____ Exercise input
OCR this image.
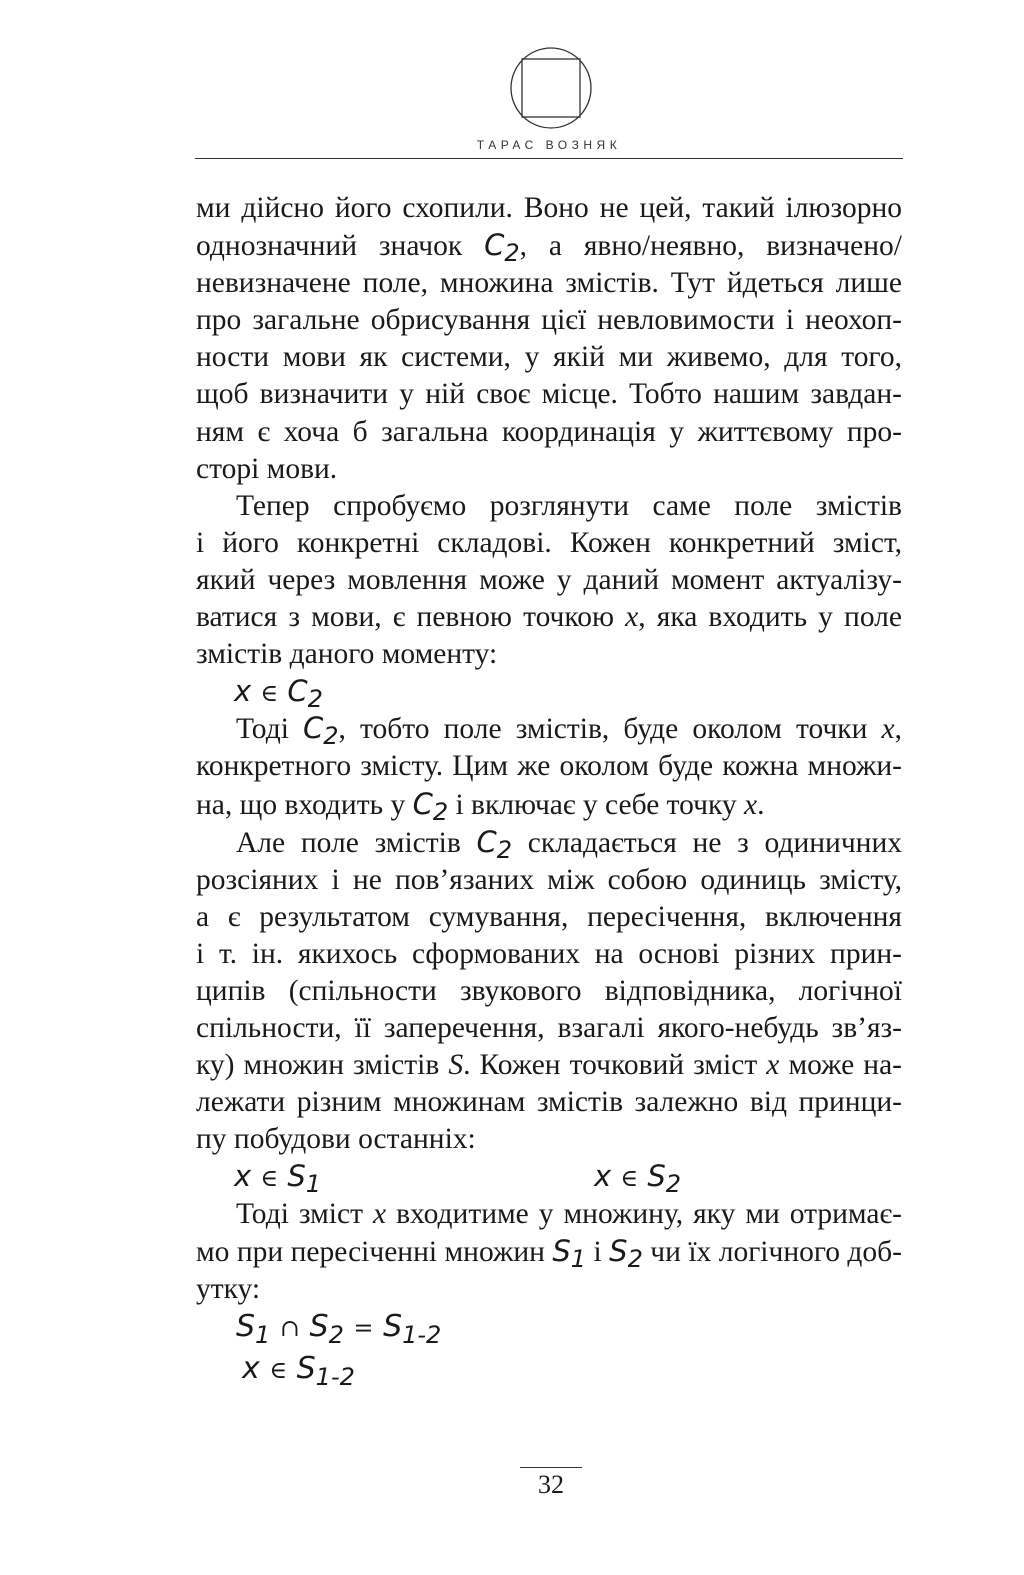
ТАРАС ВОЗНЯК

ми дійсно його схопили. Воно не цей, такий ілюзорно

однозначний значок $C_2$, а явно/неявно, визначено/

невизначене поле, множина змістів. Тут йдеться лише

про загальне обрисування цієї невловимости і неохоп-

ности мови як системи, у якій ми живемо, для того,

щоб визначити у ній своє місце. Тобто нашим завдан-

ням є хоча б загальна координація у життєвому про-

сторі мови.

Тепер спробуємо розглянути саме поле змістів

і його конкретні складові. Кожен конкретний зміст,

який через мовлення може у даний момент актуалізу-

ватися з мови, є певною точкою x, яка входить у поле

змістів даного моменту:

x ∈ $C_2$

Тоді $C_2$, тобто поле змістів, буде околом точки x,

конкретного змісту. Цим же околом буде кожна множи-

на, що входить у $C_2$ і включає у себе точку x.

Але поле змістів $C_2$ складається не з одиничних

розсіяних і не пов’язаних між собою одиниць змісту,

а є результатом сумування, пересічення, включення

і т. ін. якихось сформованих на основі різних прин-

ципів (спільности звукового відповідника, логічної

спільности, її заперечення, взагалі якого-небудь зв’яз-

ку) множин змістів S. Кожен точковий зміст x може на-

лежати різним множинам змістів залежно від принци-

пу побудови останніх:

x ∈ $S_1$	x ∈ $S_2$

Тоді зміст x входитиме у множину, яку ми отримає-

мо при пересіченні множин $S_1$ і $S_2$ чи їх логічного доб-

утку:

$S_1$ ∩ $S_2 = S_{1-2}$
x ∈ $S_{1-2}$
32
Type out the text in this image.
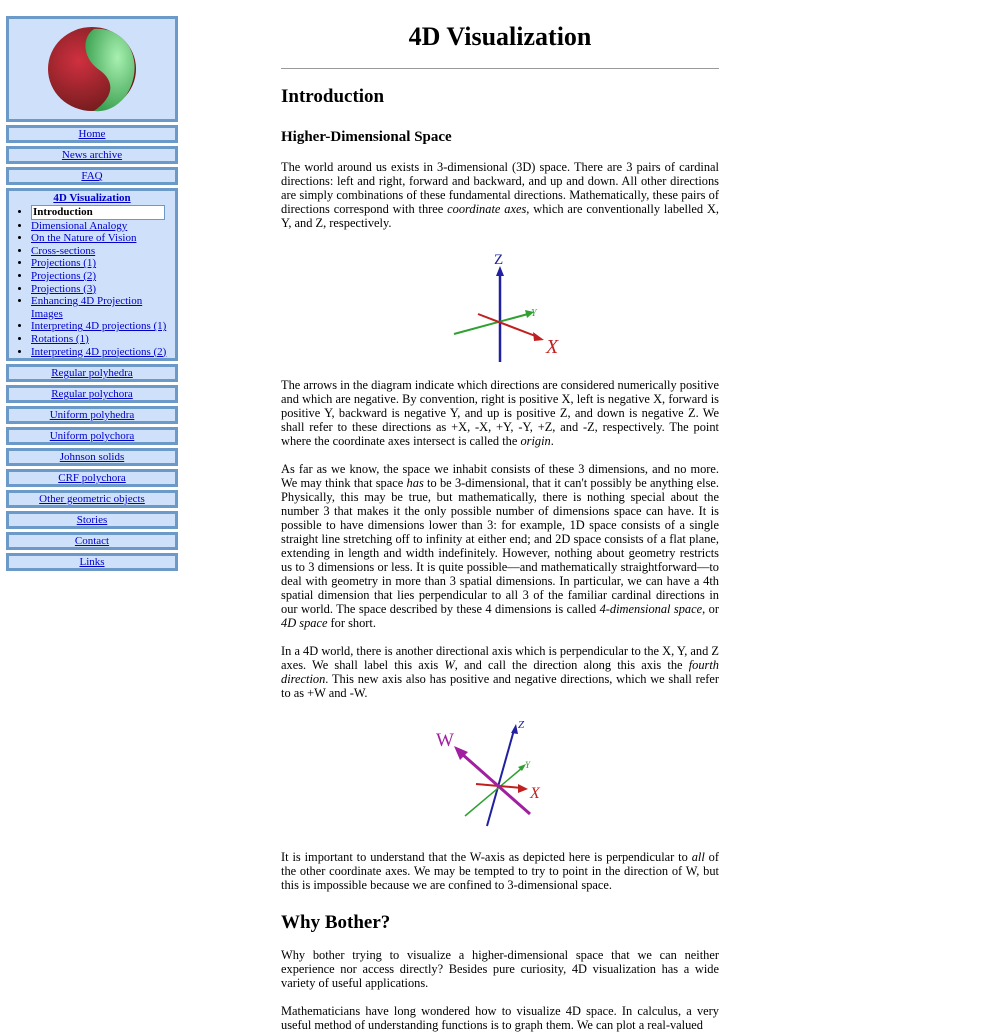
Home
News archive
FAQ
4D Visualization
• Introduction
• Dimensional Analogy
• On the Nature of Vision
• Cross-sections
• Projections (1)
• Projections (2)
• Projections (3)
• Enhancing 4D Projection Images
• Interpreting 4D projections (1)
• Rotations (1)
• Interpreting 4D projections (2)
Regular polyhedra
Regular polychora
Uniform polyhedra
Uniform polychora
Johnson solids
CRF polychora
Other geometric objects
Stories
Contact
Links
4D Visualization
Introduction
Higher-Dimensional Space

The world around us exists in 3-dimensional (3D) space. There are 3 pairs of cardinal directions: left and right, forward and backward, and up and down. All other directions are simply combinations of these fundamental directions. Mathematically, these pairs of directions correspond with three coordinate axes, which are conventionally labelled X, Y, and Z, respectively.

Z
Y
X

The arrows in the diagram indicate which directions are considered numerically positive and which are negative. By convention, right is positive X, left is negative X, forward is positive Y, backward is negative Y, and up is positive Z, and down is negative Z. We shall refer to these directions as +X, -X, +Y, -Y, +Z, and -Z, respectively. The point where the coordinate axes intersect is called the origin.

As far as we know, the space we inhabit consists of these 3 dimensions, and no more. We may think that space has to be 3-dimensional, that it can't possibly be anything else. Physically, this may be true, but mathematically, there is nothing special about the number 3 that makes it the only possible number of dimensions space can have. It is possible to have dimensions lower than 3: for example, 1D space consists of a single straight line stretching off to infinity at either end; and 2D space consists of a flat plane, extending in length and width indefinitely. However, nothing about geometry restricts us to 3 dimensions or less. It is quite possible—and mathematically straightforward—to deal with geometry in more than 3 spatial dimensions. In particular, we can have a 4th spatial dimension that lies perpendicular to all 3 of the familiar cardinal directions in our world. The space described by these 4 dimensions is called 4-dimensional space, or 4D space for short.

In a 4D world, there is another directional axis which is perpendicular to the X, Y, and Z axes. We shall label this axis W, and call the direction along this axis the fourth direction. This new axis also has positive and negative directions, which we shall refer to as +W and -W.

Z
Y
X
W

It is important to understand that the W-axis as depicted here is perpendicular to all of the other coordinate axes. We may be tempted to try to point in the direction of W, but this is impossible because we are confined to 3-dimensional space.

Why Bother?

Why bother trying to visualize a higher-dimensional space that we can neither experience nor access directly? Besides pure curiosity, 4D visualization has a wide variety of useful applications.

Mathematicians have long wondered how to visualize 4D space. In calculus, a very useful method of understanding functions is to graph them. We can plot a real-valued
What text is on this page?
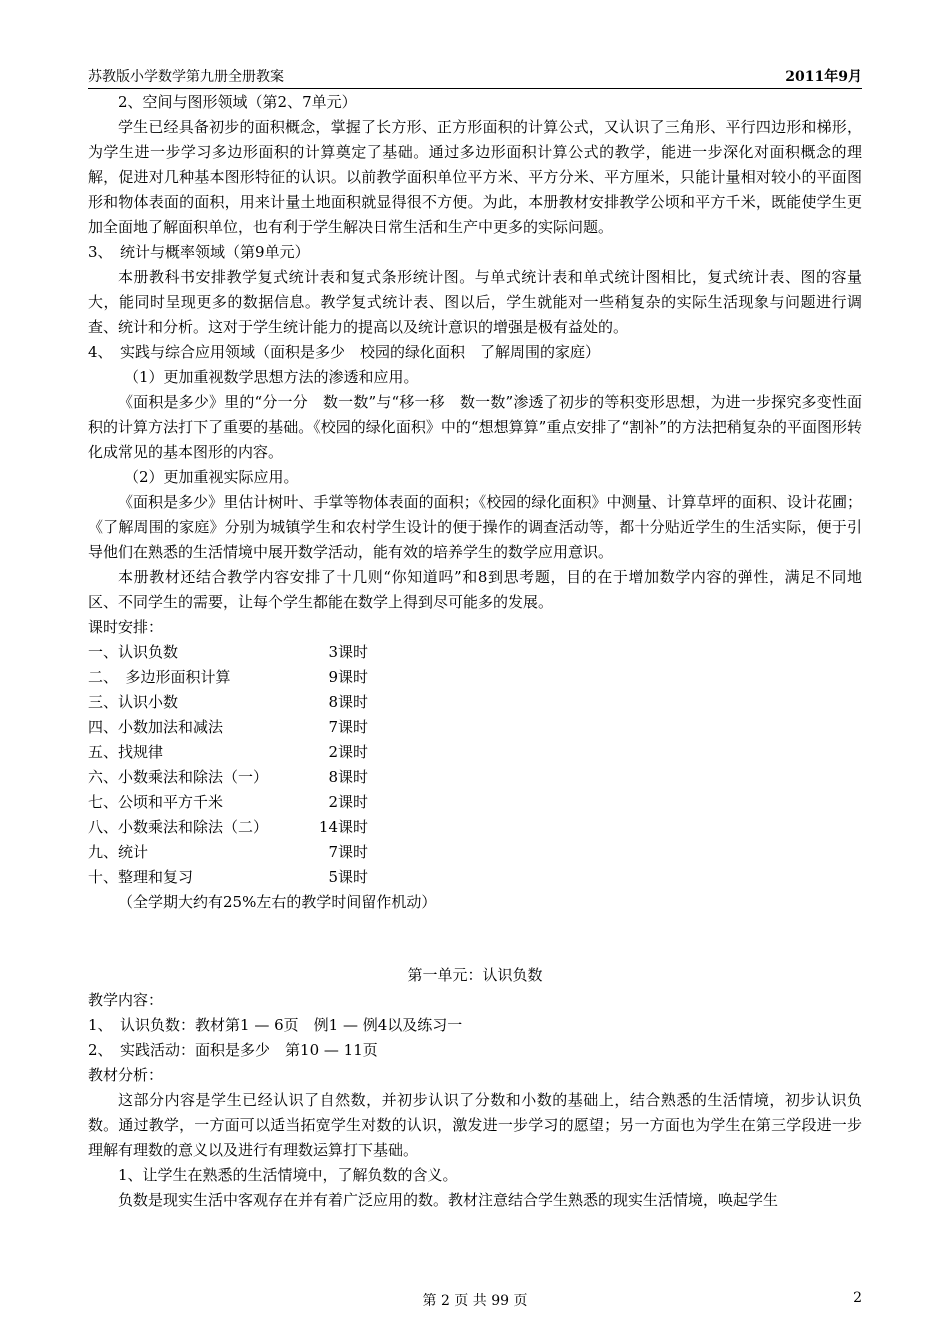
苏教版小学数学第九册全册教案	2011年9月
2、空间与图形领域（第2、7单元）

学生已经具备初步的面积概念，掌握了长方形、正方形面积的计算公式，又认识了三角形、平行四边形和梯形，为学生进一步学习多边形面积的计算奠定了基础。通过多边形面积计算公式的教学，能进一步深化对面积概念的理解，促进对几种基本图形特征的认识。以前教学面积单位平方米、平方分米、平方厘米，只能计量相对较小的平面图形和物体表面的面积，用来计量土地面积就显得很不方便。为此，本册教材安排教学公顷和平方千米，既能使学生更加全面地了解面积单位，也有利于学生解决日常生活和生产中更多的实际问题。

3、　统计与概率领域（第9单元）

本册教科书安排教学复式统计表和复式条形统计图。与单式统计表和单式统计图相比，复式统计表、图的容量大，能同时呈现更多的数据信息。教学复式统计表、图以后，学生就能对一些稍复杂的实际生活现象与问题进行调查、统计和分析。这对于学生统计能力的提高以及统计意识的增强是极有益处的。

4、　实践与综合应用领域（面积是多少　校园的绿化面积　了解周围的家庭）
（1）更加重视数学思想方法的渗透和应用。

《面积是多少》里的“分一分　数一数”与“移一移　数一数”渗透了初步的等积变形思想，为进一步探究多变性面积的计算方法打下了重要的基础。《校园的绿化面积》中的“想想算算”重点安排了“割补”的方法把稍复杂的平面图形转化成常见的基本图形的内容。

（2）更加重视实际应用。

《面积是多少》里估计树叶、手掌等物体表面的面积；《校园的绿化面积》中测量、计算草坪的面积、设计花圃；《了解周围的家庭》分别为城镇学生和农村学生设计的便于操作的调查活动等，都十分贴近学生的生活实际，便于引导他们在熟悉的生活情境中展开数学活动，能有效的培养学生的数学应用意识。

本册教材还结合教学内容安排了十几则“你知道吗”和8到思考题，目的在于增加数学内容的弹性，满足不同地区、不同学生的需要，让每个学生都能在数学上得到尽可能多的发展。

课时安排：
一、认识负数	3课时
二、　多边形面积计算	9课时
三、认识小数	8课时
四、小数加法和减法	7课时
五、找规律	2课时
六、小数乘法和除法（一）	8课时
七、公顷和平方千米	2课时
八、小数乘法和除法（二）	14课时
九、统计	7课时
十、整理和复习	5课时
（全学期大约有25%左右的教学时间留作机动）
第一单元：认识负数
教学内容：
1、　认识负数：教材第1 — 6页　例1 — 例4以及练习一
2、　实践活动：面积是多少　第10 — 11页
教材分析：

这部分内容是学生已经认识了自然数，并初步认识了分数和小数的基础上，结合熟悉的生活情境，初步认识负数。通过教学，一方面可以适当拓宽学生对数的认识，激发进一步学习的愿望；另一方面也为学生在第三学段进一步理解有理数的意义以及进行有理数运算打下基础。

1、让学生在熟悉的生活情境中，了解负数的含义。

负数是现实生活中客观存在并有着广泛应用的数。教材注意结合学生熟悉的现实生活情境，唤起学生

第 2 页 共 99 页	2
________
The task
Repeat each record exactly as shown above, dropping all images.

Answer to this problem
OCR this image.
ТАРАС ВОЗНЯК

ми дійсно його схопили. Воно не цей, такий ілюзорно

однозначний значок $C_2$, а явно/неявно, визначено/

невизначене поле, множина змістів. Тут йдеться лише

про загальне обрисування цієї невловимости і неохоп-

ности мови як системи, у якій ми живемо, для того,

щоб визначити у ній своє місце. Тобто нашим завдан-

ням є хоча б загальна координація у життєвому про-

сторі мови.

Тепер спробуємо розглянути саме поле змістів

і його конкретні складові. Кожен конкретний зміст,

який через мовлення може у даний момент актуалізу-

ватися з мови, є певною точкою x, яка входить у поле

змістів даного моменту:

x ∈ $C_2$

Тоді $C_2$, тобто поле змістів, буде околом точки x,

конкретного змісту. Цим же околом буде кожна множи-

на, що входить у $C_2$ і включає у себе точку x.

Але поле змістів $C_2$ складається не з одиничних

розсіяних і не пов’язаних між собою одиниць змісту,

а є результатом сумування, пересічення, включення

і т. ін. якихось сформованих на основі різних прин-

ципів (спільности звукового відповідника, логічної

спільности, її заперечення, взагалі якого-небудь зв’яз-

ку) множин змістів S. Кожен точковий зміст x може на-

лежати різним множинам змістів залежно від принци-

пу побудови останніх:

x ∈ $S_1$	x ∈ $S_2$

Тоді зміст x входитиме у множину, яку ми отримає-

мо при пересіченні множин $S_1$ і $S_2$ чи їх логічного доб-

утку:

$S_1$ ∩ $S_2 = S_{1-2}$
x ∈ $S_{1-2}$
32
Type out the text in this image.
Home
News archive
FAQ
4D Visualization
• Introduction
• Dimensional Analogy
• On the Nature of Vision
• Cross-sections
• Projections (1)
• Projections (2)
• Projections (3)
• Enhancing 4D Projection Images
• Interpreting 4D projections (1)
• Rotations (1)
• Interpreting 4D projections (2)
Regular polyhedra
Regular polychora
Uniform polyhedra
Uniform polychora
Johnson solids
CRF polychora
Other geometric objects
Stories
Contact
Links
4D Visualization
Introduction
Higher-Dimensional Space

The world around us exists in 3-dimensional (3D) space. There are 3 pairs of cardinal directions: left and right, forward and backward, and up and down. All other directions are simply combinations of these fundamental directions. Mathematically, these pairs of directions correspond with three coordinate axes, which are conventionally labelled X, Y, and Z, respectively.

Z
Y
X

The arrows in the diagram indicate which directions are considered numerically positive and which are negative. By convention, right is positive X, left is negative X, forward is positive Y, backward is negative Y, and up is positive Z, and down is negative Z. We shall refer to these directions as +X, -X, +Y, -Y, +Z, and -Z, respectively. The point where the coordinate axes intersect is called the origin.

As far as we know, the space we inhabit consists of these 3 dimensions, and no more. We may think that space has to be 3-dimensional, that it can't possibly be anything else. Physically, this may be true, but mathematically, there is nothing special about the number 3 that makes it the only possible number of dimensions space can have. It is possible to have dimensions lower than 3: for example, 1D space consists of a single straight line stretching off to infinity at either end; and 2D space consists of a flat plane, extending in length and width indefinitely. However, nothing about geometry restricts us to 3 dimensions or less. It is quite possible—and mathematically straightforward—to deal with geometry in more than 3 spatial dimensions. In particular, we can have a 4th spatial dimension that lies perpendicular to all 3 of the familiar cardinal directions in our world. The space described by these 4 dimensions is called 4-dimensional space, or 4D space for short.

In a 4D world, there is another directional axis which is perpendicular to the X, Y, and Z axes. We shall label this axis W, and call the direction along this axis the fourth direction. This new axis also has positive and negative directions, which we shall refer to as +W and -W.

Z
Y
X
W

It is important to understand that the W-axis as depicted here is perpendicular to all of the other coordinate axes. We may be tempted to try to point in the direction of W, but this is impossible because we are confined to 3-dimensional space.

Why Bother?

Why bother trying to visualize a higher-dimensional space that we can neither experience nor access directly? Besides pure curiosity, 4D visualization has a wide variety of useful applications.

Mathematicians have long wondered how to visualize 4D space. In calculus, a very useful method of understanding functions is to graph them. We can plot a real-valued
What text is on this page?
苏教版小学数学第九册全册教案	2011年9月
2、空间与图形领域（第2、7单元）

学生已经具备初步的面积概念，掌握了长方形、正方形面积的计算公式，又认识了三角形、平行四边形和梯形，为学生进一步学习多边形面积的计算奠定了基础。通过多边形面积计算公式的教学，能进一步深化对面积概念的理解，促进对几种基本图形特征的认识。以前教学面积单位平方米、平方分米、平方厘米，只能计量相对较小的平面图形和物体表面的面积，用来计量土地面积就显得很不方便。为此，本册教材安排教学公顷和平方千米，既能使学生更加全面地了解面积单位，也有利于学生解决日常生活和生产中更多的实际问题。

3、　统计与概率领域（第9单元）

本册教科书安排教学复式统计表和复式条形统计图。与单式统计表和单式统计图相比，复式统计表、图的容量大，能同时呈现更多的数据信息。教学复式统计表、图以后，学生就能对一些稍复杂的实际生活现象与问题进行调查、统计和分析。这对于学生统计能力的提高以及统计意识的增强是极有益处的。

4、　实践与综合应用领域（面积是多少　校园的绿化面积　了解周围的家庭）
（1）更加重视数学思想方法的渗透和应用。

《面积是多少》里的“分一分　数一数”与“移一移　数一数”渗透了初步的等积变形思想，为进一步探究多变性面积的计算方法打下了重要的基础。《校园的绿化面积》中的“想想算算”重点安排了“割补”的方法把稍复杂的平面图形转化成常见的基本图形的内容。

（2）更加重视实际应用。

《面积是多少》里估计树叶、手掌等物体表面的面积；《校园的绿化面积》中测量、计算草坪的面积、设计花圃；《了解周围的家庭》分别为城镇学生和农村学生设计的便于操作的调查活动等，都十分贴近学生的生活实际，便于引导他们在熟悉的生活情境中展开数学活动，能有效的培养学生的数学应用意识。

本册教材还结合教学内容安排了十几则“你知道吗”和8到思考题，目的在于增加数学内容的弹性，满足不同地区、不同学生的需要，让每个学生都能在数学上得到尽可能多的发展。

课时安排：
一、认识负数	3课时
二、　多边形面积计算	9课时
三、认识小数	8课时
四、小数加法和减法	7课时
五、找规律	2课时
六、小数乘法和除法（一）	8课时
七、公顷和平方千米	2课时
八、小数乘法和除法（二）	14课时
九、统计	7课时
十、整理和复习	5课时
（全学期大约有25%左右的教学时间留作机动）
第一单元：认识负数
教学内容：
1、　认识负数：教材第1 — 6页　例1 — 例4以及练习一
2、　实践活动：面积是多少　第10 — 11页
教材分析：

这部分内容是学生已经认识了自然数，并初步认识了分数和小数的基础上，结合熟悉的生活情境，初步认识负数。通过教学，一方面可以适当拓宽学生对数的认识，激发进一步学习的愿望；另一方面也为学生在第三学段进一步理解有理数的意义以及进行有理数运算打下基础。

1、让学生在熟悉的生活情境中，了解负数的含义。

负数是现实生活中客观存在并有着广泛应用的数。教材注意结合学生熟悉的现实生活情境，唤起学生

第 2 页 共 99 页	2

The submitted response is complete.